» WHAT THIS TASK INVOLVES
All of the entries must be reproduced exactly, with no images carried over.
━━━━━ RECORDS FOR THE EXERCISE ━━━━━
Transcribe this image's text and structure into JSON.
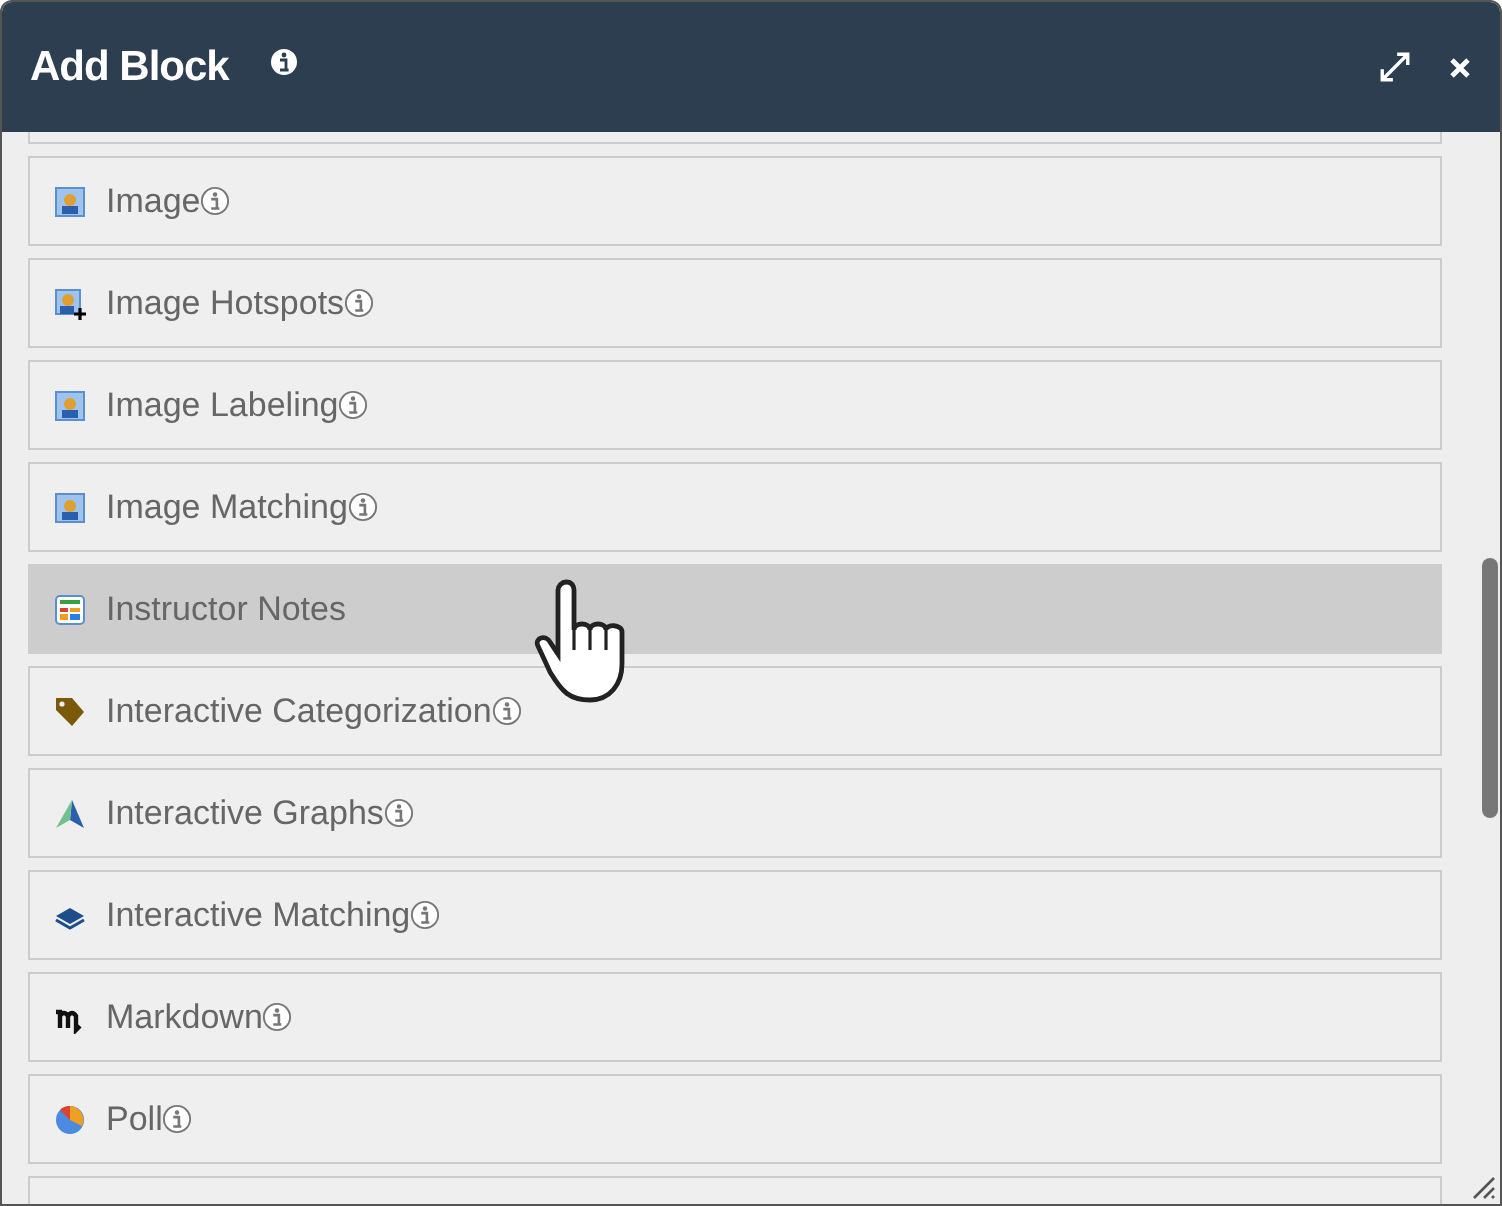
{
  "window": {
    "title": "Add Block"
  },
  "items": [
    {
      "label": "Image",
      "kind": "image",
      "info": true,
      "selected": false
    },
    {
      "label": "Image Hotspots",
      "kind": "image-plus",
      "info": true,
      "selected": false
    },
    {
      "label": "Image Labeling",
      "kind": "image",
      "info": true,
      "selected": false
    },
    {
      "label": "Image Matching",
      "kind": "image",
      "info": true,
      "selected": false
    },
    {
      "label": "Instructor Notes",
      "kind": "notes",
      "info": false,
      "selected": true
    },
    {
      "label": "Interactive Categorization",
      "kind": "tag",
      "info": true,
      "selected": false
    },
    {
      "label": "Interactive Graphs",
      "kind": "graph",
      "info": true,
      "selected": false
    },
    {
      "label": "Interactive Matching",
      "kind": "layers",
      "info": true,
      "selected": false
    },
    {
      "label": "Markdown",
      "kind": "markdown",
      "info": true,
      "selected": false
    },
    {
      "label": "Poll",
      "kind": "pie",
      "info": true,
      "selected": false
    }
  ]
}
━━━━━
» ANSWER TO THE PROBLEM
Transcribe this image's text and structure into JSON.
{
  "window": {
    "title": "Add Block"
  },
  "items": [
    {
      "label": "Image",
      "kind": "image",
      "info": true,
      "selected": false
    },
    {
      "label": "Image Hotspots",
      "kind": "image-plus",
      "info": true,
      "selected": false
    },
    {
      "label": "Image Labeling",
      "kind": "image",
      "info": true,
      "selected": false
    },
    {
      "label": "Image Matching",
      "kind": "image",
      "info": true,
      "selected": false
    },
    {
      "label": "Instructor Notes",
      "kind": "notes",
      "info": false,
      "selected": true
    },
    {
      "label": "Interactive Categorization",
      "kind": "tag",
      "info": true,
      "selected": false
    },
    {
      "label": "Interactive Graphs",
      "kind": "graph",
      "info": true,
      "selected": false
    },
    {
      "label": "Interactive Matching",
      "kind": "layers",
      "info": true,
      "selected": false
    },
    {
      "label": "Markdown",
      "kind": "markdown",
      "info": true,
      "selected": false
    },
    {
      "label": "Poll",
      "kind": "pie",
      "info": true,
      "selected": false
    }
  ]
}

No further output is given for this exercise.